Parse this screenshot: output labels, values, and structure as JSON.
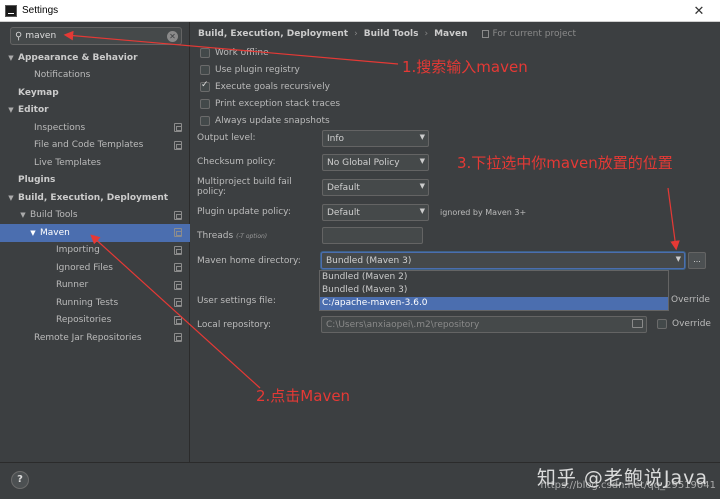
{
  "window": {
    "title": "Settings",
    "close_glyph": "✕"
  },
  "search": {
    "value": "maven",
    "icon": "search-icon",
    "clear_glyph": "✕"
  },
  "tree": [
    {
      "label": "Appearance & Behavior",
      "level": 0,
      "arrow": "▼",
      "bold": true
    },
    {
      "label": "Notifications",
      "level": 2
    },
    {
      "label": "Keymap",
      "level": 0,
      "bold": true
    },
    {
      "label": "Editor",
      "level": 0,
      "arrow": "▼",
      "bold": true
    },
    {
      "label": "Inspections",
      "level": 2,
      "project": true
    },
    {
      "label": "File and Code Templates",
      "level": 2,
      "project": true
    },
    {
      "label": "Live Templates",
      "level": 2
    },
    {
      "label": "Plugins",
      "level": 0,
      "bold": true
    },
    {
      "label": "Build, Execution, Deployment",
      "level": 0,
      "arrow": "▼",
      "bold": true
    },
    {
      "label": "Build Tools",
      "level": 1,
      "arrow": "▼",
      "project": true
    },
    {
      "label": "Maven",
      "level": 2,
      "arrow": "▼",
      "project": true,
      "selected": true
    },
    {
      "label": "Importing",
      "level": 3,
      "project": true
    },
    {
      "label": "Ignored Files",
      "level": 3,
      "project": true
    },
    {
      "label": "Runner",
      "level": 3,
      "project": true
    },
    {
      "label": "Running Tests",
      "level": 3,
      "project": true
    },
    {
      "label": "Repositories",
      "level": 3,
      "project": true
    },
    {
      "label": "Remote Jar Repositories",
      "level": 2,
      "project": true
    }
  ],
  "breadcrumb": {
    "items": [
      "Build, Execution, Deployment",
      "Build Tools",
      "Maven"
    ],
    "separator": "›",
    "for_project": "For current project"
  },
  "checks": [
    {
      "label": "Work offline",
      "checked": false
    },
    {
      "label": "Use plugin registry",
      "checked": false
    },
    {
      "label": "Execute goals recursively",
      "checked": true
    },
    {
      "label": "Print exception stack traces",
      "checked": false
    },
    {
      "label": "Always update snapshots",
      "checked": false
    }
  ],
  "form": {
    "output_level": {
      "label": "Output level:",
      "value": "Info"
    },
    "checksum_policy": {
      "label": "Checksum policy:",
      "value": "No Global Policy"
    },
    "multiproject_policy": {
      "label": "Multiproject build fail policy:",
      "value": "Default"
    },
    "plugin_update_policy": {
      "label": "Plugin update policy:",
      "value": "Default",
      "note": "ignored by Maven 3+"
    },
    "threads": {
      "label": "Threads",
      "hint": "(-T option)",
      "value": ""
    },
    "maven_home": {
      "label": "Maven home directory:",
      "value": "Bundled (Maven 3)",
      "browse": "...",
      "options": [
        "Bundled (Maven 2)",
        "Bundled (Maven 3)",
        "C:/apache-maven-3.6.0"
      ],
      "highlighted_index": 2
    },
    "user_settings": {
      "label": "User settings file:",
      "override": "Override"
    },
    "local_repo": {
      "label": "Local repository:",
      "value": "C:\\Users\\anxiaopei\\.m2\\repository",
      "override": "Override"
    }
  },
  "annotations": {
    "step1": "1.搜索输入maven",
    "step2": "2.点击Maven",
    "step3": "3.下拉选中你maven放置的位置",
    "color": "#e53935"
  },
  "footer": {
    "help": "?",
    "watermark": "知乎 @老鲍说Java",
    "watermark_url": "https://blog.csdn.net/qq_29519041"
  }
}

### Goal
Without the pictures, write out every entry precisely as it appears.

### Task answer
Parse this screenshot: output labels, values, and structure as JSON.
{
  "window": {
    "title": "Settings",
    "close_glyph": "✕"
  },
  "search": {
    "value": "maven",
    "icon": "search-icon",
    "clear_glyph": "✕"
  },
  "tree": [
    {
      "label": "Appearance & Behavior",
      "level": 0,
      "arrow": "▼",
      "bold": true
    },
    {
      "label": "Notifications",
      "level": 2
    },
    {
      "label": "Keymap",
      "level": 0,
      "bold": true
    },
    {
      "label": "Editor",
      "level": 0,
      "arrow": "▼",
      "bold": true
    },
    {
      "label": "Inspections",
      "level": 2,
      "project": true
    },
    {
      "label": "File and Code Templates",
      "level": 2,
      "project": true
    },
    {
      "label": "Live Templates",
      "level": 2
    },
    {
      "label": "Plugins",
      "level": 0,
      "bold": true
    },
    {
      "label": "Build, Execution, Deployment",
      "level": 0,
      "arrow": "▼",
      "bold": true
    },
    {
      "label": "Build Tools",
      "level": 1,
      "arrow": "▼",
      "project": true
    },
    {
      "label": "Maven",
      "level": 2,
      "arrow": "▼",
      "project": true,
      "selected": true
    },
    {
      "label": "Importing",
      "level": 3,
      "project": true
    },
    {
      "label": "Ignored Files",
      "level": 3,
      "project": true
    },
    {
      "label": "Runner",
      "level": 3,
      "project": true
    },
    {
      "label": "Running Tests",
      "level": 3,
      "project": true
    },
    {
      "label": "Repositories",
      "level": 3,
      "project": true
    },
    {
      "label": "Remote Jar Repositories",
      "level": 2,
      "project": true
    }
  ],
  "breadcrumb": {
    "items": [
      "Build, Execution, Deployment",
      "Build Tools",
      "Maven"
    ],
    "separator": "›",
    "for_project": "For current project"
  },
  "checks": [
    {
      "label": "Work offline",
      "checked": false
    },
    {
      "label": "Use plugin registry",
      "checked": false
    },
    {
      "label": "Execute goals recursively",
      "checked": true
    },
    {
      "label": "Print exception stack traces",
      "checked": false
    },
    {
      "label": "Always update snapshots",
      "checked": false
    }
  ],
  "form": {
    "output_level": {
      "label": "Output level:",
      "value": "Info"
    },
    "checksum_policy": {
      "label": "Checksum policy:",
      "value": "No Global Policy"
    },
    "multiproject_policy": {
      "label": "Multiproject build fail policy:",
      "value": "Default"
    },
    "plugin_update_policy": {
      "label": "Plugin update policy:",
      "value": "Default",
      "note": "ignored by Maven 3+"
    },
    "threads": {
      "label": "Threads",
      "hint": "(-T option)",
      "value": ""
    },
    "maven_home": {
      "label": "Maven home directory:",
      "value": "Bundled (Maven 3)",
      "browse": "...",
      "options": [
        "Bundled (Maven 2)",
        "Bundled (Maven 3)",
        "C:/apache-maven-3.6.0"
      ],
      "highlighted_index": 2
    },
    "user_settings": {
      "label": "User settings file:",
      "override": "Override"
    },
    "local_repo": {
      "label": "Local repository:",
      "value": "C:\\Users\\anxiaopei\\.m2\\repository",
      "override": "Override"
    }
  },
  "annotations": {
    "step1": "1.搜索输入maven",
    "step2": "2.点击Maven",
    "step3": "3.下拉选中你maven放置的位置",
    "color": "#e53935"
  },
  "footer": {
    "help": "?",
    "watermark": "知乎 @老鲍说Java",
    "watermark_url": "https://blog.csdn.net/qq_29519041"
  }
}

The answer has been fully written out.